Search the material for the string "altimeter" and copy each line where it occurs.

> RECORDS SUPPLIED
--------
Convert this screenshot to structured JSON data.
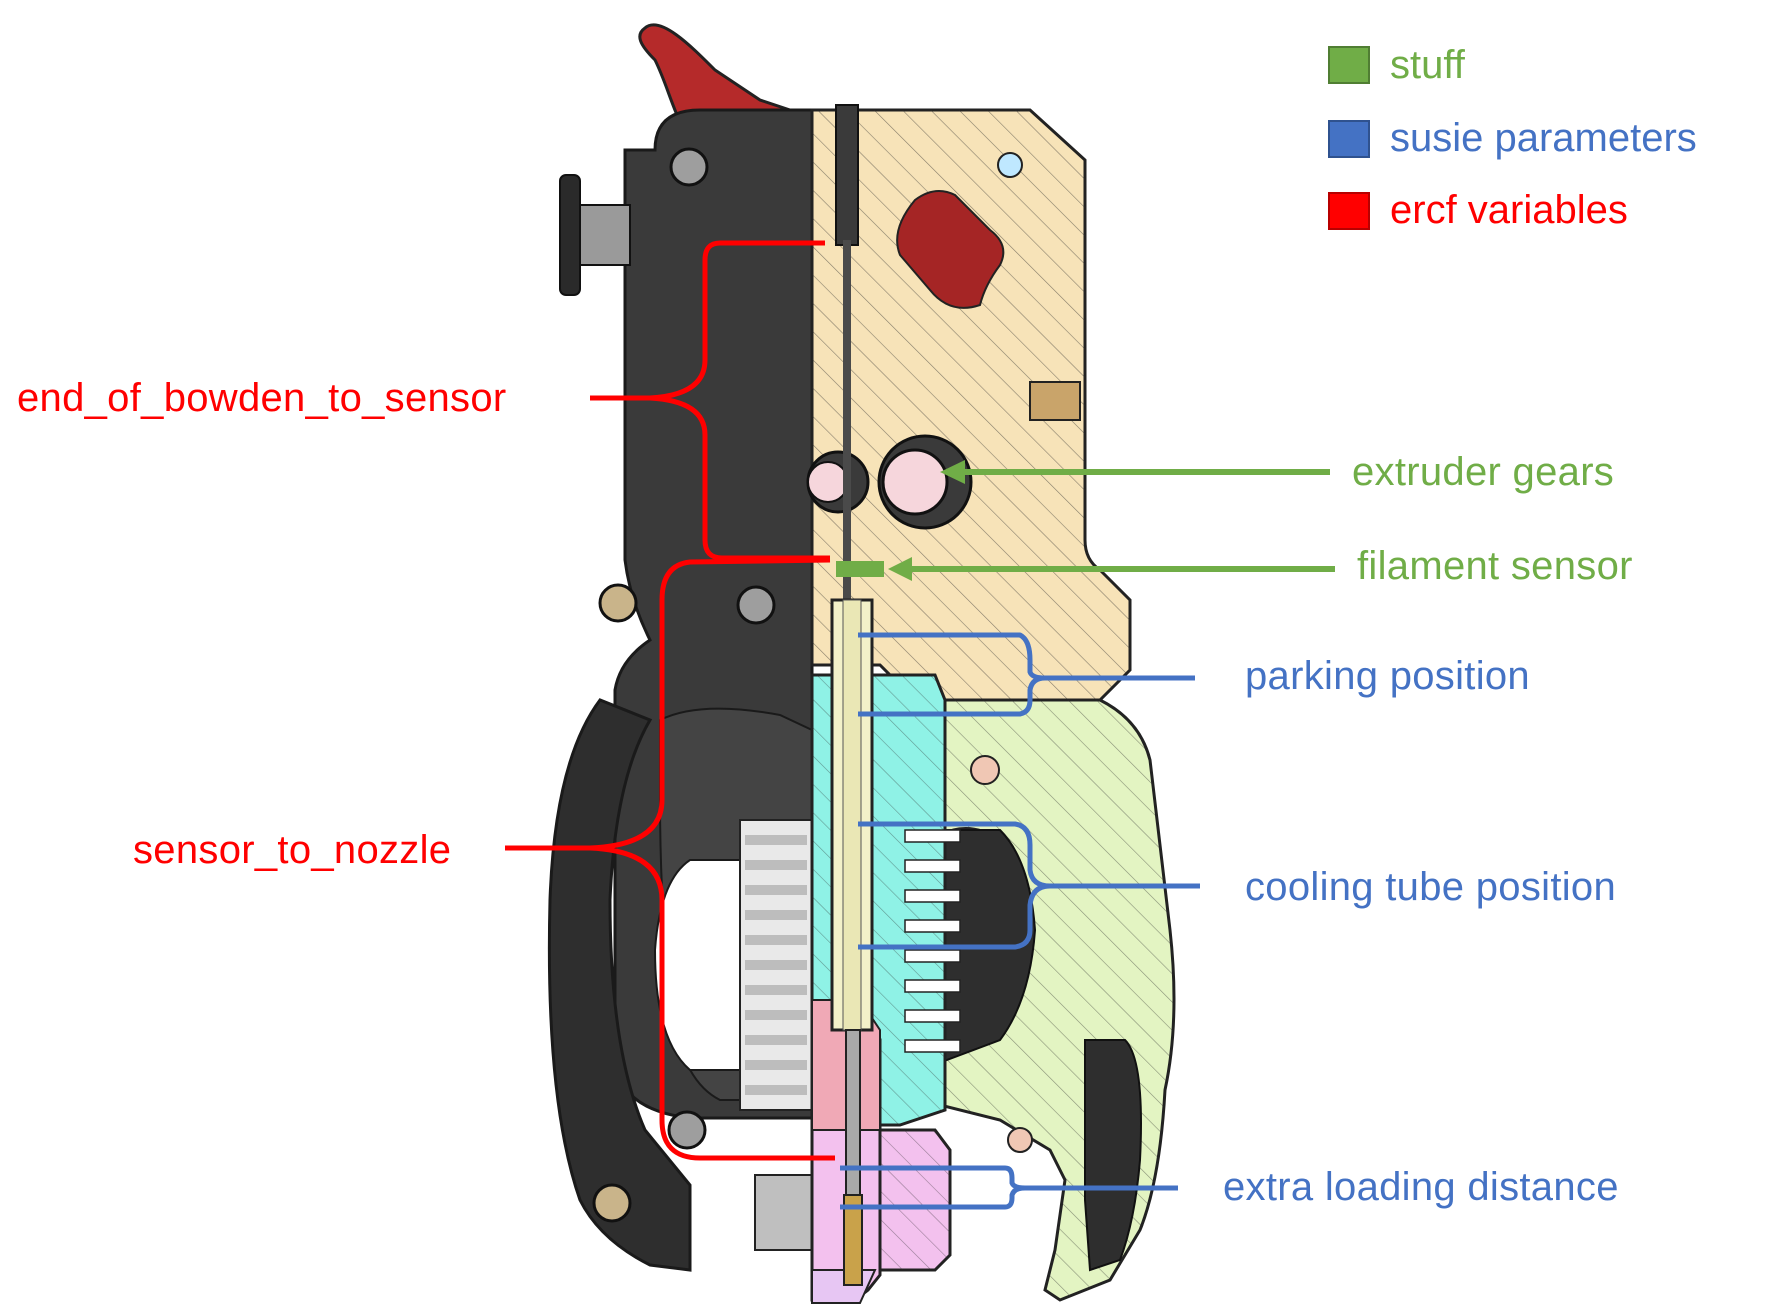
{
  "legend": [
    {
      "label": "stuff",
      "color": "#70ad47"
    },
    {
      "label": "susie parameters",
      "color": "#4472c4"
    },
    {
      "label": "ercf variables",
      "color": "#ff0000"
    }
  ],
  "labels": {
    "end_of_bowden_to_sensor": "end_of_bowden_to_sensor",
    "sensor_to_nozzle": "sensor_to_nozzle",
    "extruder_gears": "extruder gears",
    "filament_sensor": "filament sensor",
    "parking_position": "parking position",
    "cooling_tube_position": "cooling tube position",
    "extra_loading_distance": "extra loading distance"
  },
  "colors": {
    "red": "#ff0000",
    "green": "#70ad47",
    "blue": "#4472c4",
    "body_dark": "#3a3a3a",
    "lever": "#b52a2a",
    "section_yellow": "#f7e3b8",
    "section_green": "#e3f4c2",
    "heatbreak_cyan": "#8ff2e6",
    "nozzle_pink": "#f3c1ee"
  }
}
--------
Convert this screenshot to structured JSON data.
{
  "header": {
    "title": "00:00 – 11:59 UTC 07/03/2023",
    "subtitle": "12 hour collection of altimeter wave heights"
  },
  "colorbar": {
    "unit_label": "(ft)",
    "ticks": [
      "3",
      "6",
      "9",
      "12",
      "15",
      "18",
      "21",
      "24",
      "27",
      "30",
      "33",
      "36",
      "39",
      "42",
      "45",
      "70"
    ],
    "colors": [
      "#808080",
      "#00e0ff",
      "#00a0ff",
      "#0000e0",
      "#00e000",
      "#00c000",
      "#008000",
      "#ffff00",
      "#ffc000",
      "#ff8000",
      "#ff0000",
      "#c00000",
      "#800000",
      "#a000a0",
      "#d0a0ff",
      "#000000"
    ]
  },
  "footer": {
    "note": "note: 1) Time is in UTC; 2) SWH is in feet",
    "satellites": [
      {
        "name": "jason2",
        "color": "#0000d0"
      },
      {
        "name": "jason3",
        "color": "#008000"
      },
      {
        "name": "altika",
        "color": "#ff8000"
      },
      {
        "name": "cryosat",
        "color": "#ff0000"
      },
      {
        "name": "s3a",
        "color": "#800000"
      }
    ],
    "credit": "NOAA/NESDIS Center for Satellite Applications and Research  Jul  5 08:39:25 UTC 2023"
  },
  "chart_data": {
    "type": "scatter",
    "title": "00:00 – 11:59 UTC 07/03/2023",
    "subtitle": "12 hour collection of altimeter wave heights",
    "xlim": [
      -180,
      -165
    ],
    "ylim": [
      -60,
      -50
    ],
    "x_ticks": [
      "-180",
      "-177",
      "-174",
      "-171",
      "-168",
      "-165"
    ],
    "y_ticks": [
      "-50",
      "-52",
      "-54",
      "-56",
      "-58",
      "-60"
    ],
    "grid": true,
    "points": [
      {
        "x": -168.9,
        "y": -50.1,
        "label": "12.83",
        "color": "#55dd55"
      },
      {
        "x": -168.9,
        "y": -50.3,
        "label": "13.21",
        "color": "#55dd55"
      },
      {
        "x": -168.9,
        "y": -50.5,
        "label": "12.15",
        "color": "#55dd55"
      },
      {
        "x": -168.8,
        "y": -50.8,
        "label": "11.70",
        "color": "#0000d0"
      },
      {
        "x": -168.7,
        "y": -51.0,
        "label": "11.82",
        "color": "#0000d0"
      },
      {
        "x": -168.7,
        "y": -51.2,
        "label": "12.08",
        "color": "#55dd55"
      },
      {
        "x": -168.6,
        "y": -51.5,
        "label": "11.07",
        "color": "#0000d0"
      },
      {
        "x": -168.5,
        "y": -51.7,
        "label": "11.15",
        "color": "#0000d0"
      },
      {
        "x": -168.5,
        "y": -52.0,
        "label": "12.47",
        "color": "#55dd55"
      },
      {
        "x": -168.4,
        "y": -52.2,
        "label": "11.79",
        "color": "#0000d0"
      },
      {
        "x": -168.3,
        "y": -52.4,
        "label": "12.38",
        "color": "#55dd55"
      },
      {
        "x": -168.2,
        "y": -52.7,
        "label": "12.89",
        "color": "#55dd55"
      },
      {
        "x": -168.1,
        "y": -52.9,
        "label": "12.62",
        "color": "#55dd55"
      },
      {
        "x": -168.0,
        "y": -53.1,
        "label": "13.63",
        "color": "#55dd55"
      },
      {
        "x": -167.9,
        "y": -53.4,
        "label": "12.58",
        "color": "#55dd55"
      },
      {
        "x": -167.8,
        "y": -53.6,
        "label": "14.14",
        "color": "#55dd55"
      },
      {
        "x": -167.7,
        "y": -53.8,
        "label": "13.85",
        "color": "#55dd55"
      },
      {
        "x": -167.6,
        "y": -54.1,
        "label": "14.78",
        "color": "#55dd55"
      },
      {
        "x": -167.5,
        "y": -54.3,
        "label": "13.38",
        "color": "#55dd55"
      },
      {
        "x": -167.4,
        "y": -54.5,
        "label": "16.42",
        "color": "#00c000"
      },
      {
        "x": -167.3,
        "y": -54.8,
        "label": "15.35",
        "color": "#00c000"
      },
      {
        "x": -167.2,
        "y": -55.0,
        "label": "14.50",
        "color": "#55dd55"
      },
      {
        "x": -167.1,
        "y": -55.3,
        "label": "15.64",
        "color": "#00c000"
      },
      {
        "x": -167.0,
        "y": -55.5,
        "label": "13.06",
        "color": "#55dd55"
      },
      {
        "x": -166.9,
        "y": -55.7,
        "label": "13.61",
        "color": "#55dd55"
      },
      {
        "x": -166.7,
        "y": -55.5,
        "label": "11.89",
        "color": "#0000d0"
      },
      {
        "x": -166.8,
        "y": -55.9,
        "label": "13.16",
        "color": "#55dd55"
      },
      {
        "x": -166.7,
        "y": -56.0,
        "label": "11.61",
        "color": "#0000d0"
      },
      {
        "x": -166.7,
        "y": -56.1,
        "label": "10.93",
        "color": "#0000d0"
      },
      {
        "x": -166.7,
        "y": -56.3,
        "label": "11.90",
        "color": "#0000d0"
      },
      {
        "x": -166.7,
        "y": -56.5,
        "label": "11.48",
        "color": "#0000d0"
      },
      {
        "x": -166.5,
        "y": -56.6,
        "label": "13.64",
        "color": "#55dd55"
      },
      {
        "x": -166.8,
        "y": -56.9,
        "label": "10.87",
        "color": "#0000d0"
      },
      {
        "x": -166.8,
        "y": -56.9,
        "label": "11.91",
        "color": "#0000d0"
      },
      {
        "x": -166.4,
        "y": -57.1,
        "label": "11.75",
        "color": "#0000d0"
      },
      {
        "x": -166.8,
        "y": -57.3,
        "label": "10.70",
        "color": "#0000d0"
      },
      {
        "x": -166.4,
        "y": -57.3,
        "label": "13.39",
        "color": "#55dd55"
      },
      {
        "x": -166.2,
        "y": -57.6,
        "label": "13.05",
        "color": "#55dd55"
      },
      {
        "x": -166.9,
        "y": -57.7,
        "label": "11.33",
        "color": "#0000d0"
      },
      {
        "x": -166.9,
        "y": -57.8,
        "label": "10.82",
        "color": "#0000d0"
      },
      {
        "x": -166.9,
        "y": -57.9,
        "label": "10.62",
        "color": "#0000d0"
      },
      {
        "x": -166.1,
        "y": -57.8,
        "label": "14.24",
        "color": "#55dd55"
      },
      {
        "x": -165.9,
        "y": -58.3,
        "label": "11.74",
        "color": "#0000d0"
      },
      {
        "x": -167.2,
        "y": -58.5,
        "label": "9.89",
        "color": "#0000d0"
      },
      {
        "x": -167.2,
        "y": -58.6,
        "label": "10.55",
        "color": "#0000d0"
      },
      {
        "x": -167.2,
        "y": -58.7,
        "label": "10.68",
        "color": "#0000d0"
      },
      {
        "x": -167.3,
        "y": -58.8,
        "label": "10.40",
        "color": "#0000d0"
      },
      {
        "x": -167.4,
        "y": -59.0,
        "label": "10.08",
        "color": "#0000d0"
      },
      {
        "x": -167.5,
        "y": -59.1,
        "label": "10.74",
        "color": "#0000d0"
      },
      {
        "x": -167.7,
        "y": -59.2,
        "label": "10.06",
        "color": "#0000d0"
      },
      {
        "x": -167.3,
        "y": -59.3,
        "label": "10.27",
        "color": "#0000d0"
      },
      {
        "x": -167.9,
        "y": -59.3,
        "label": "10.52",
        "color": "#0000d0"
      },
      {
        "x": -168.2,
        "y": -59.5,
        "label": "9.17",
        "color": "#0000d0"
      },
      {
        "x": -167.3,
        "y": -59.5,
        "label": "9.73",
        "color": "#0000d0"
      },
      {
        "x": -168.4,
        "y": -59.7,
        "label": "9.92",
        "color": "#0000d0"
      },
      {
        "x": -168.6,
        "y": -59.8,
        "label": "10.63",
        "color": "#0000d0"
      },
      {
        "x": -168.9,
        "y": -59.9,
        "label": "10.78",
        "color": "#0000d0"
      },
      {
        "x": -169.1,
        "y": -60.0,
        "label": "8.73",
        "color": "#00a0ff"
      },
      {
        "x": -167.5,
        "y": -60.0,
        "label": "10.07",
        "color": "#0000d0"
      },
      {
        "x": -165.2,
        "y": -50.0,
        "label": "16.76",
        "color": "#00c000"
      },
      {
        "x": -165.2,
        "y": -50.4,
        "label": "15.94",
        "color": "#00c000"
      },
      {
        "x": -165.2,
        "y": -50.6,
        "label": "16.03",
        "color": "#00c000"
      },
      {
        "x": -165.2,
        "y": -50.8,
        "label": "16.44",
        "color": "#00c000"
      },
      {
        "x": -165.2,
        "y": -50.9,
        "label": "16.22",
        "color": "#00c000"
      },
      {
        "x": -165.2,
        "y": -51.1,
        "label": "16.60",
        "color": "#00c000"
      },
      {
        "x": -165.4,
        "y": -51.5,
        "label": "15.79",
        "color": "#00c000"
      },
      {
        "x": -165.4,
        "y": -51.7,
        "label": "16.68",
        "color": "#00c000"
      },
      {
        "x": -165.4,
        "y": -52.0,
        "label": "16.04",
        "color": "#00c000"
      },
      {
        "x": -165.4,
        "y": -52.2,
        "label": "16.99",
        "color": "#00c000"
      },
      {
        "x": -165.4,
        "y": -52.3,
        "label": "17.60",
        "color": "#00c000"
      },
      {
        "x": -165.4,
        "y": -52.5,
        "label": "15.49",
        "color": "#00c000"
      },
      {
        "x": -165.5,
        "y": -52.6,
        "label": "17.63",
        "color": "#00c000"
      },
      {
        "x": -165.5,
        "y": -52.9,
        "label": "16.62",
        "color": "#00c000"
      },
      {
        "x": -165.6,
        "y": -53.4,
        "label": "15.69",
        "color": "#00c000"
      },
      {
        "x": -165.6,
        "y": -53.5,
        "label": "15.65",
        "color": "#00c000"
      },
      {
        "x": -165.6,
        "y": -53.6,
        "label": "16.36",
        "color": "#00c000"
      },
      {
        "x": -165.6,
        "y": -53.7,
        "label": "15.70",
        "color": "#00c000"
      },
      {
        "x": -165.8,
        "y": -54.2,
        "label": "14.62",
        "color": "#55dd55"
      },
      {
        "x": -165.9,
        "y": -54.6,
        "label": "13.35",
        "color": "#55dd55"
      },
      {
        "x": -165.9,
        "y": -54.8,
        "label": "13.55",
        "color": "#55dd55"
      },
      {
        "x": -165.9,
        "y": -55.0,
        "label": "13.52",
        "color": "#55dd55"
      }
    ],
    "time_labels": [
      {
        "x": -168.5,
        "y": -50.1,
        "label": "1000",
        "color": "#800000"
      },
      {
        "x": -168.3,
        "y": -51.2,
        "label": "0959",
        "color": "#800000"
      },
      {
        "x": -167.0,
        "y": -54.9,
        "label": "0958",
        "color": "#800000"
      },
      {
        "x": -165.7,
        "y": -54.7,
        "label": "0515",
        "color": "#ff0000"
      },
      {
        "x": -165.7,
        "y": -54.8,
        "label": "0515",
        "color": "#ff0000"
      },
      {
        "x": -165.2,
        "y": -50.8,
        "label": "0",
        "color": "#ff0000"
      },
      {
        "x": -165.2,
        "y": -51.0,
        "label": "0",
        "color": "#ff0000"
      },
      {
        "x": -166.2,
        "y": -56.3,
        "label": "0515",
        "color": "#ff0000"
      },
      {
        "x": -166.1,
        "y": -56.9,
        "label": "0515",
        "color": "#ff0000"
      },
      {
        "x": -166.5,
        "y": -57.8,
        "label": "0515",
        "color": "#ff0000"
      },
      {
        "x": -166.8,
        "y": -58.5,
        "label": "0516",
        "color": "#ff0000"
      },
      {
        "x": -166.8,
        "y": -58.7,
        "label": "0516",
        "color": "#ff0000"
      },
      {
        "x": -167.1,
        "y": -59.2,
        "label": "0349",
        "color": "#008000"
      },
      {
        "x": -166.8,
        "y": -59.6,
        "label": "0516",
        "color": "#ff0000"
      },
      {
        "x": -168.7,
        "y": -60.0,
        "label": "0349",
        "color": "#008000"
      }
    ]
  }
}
--------
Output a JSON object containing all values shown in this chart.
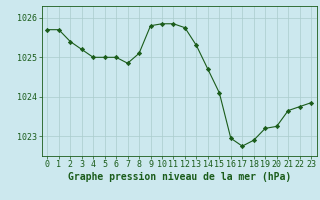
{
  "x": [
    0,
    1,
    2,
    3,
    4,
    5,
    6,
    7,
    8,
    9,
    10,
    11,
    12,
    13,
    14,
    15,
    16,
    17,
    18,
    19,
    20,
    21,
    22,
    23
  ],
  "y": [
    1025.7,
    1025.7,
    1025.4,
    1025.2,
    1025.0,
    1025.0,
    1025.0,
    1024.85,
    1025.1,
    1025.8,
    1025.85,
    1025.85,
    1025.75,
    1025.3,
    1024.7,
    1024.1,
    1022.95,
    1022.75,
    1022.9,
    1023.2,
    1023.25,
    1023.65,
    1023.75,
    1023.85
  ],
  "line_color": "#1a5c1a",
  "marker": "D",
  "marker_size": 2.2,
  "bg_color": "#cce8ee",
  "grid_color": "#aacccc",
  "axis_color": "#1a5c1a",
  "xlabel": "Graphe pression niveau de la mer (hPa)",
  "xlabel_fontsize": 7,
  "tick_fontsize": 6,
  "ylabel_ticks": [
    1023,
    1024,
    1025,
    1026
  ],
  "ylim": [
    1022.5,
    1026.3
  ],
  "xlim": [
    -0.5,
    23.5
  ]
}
--------
> RESULT OF THIS TASK
    "subtitle": "12 hour collection of altimeter wave heights"
    "subtitle": "12 hour collection of altimeter wave heights",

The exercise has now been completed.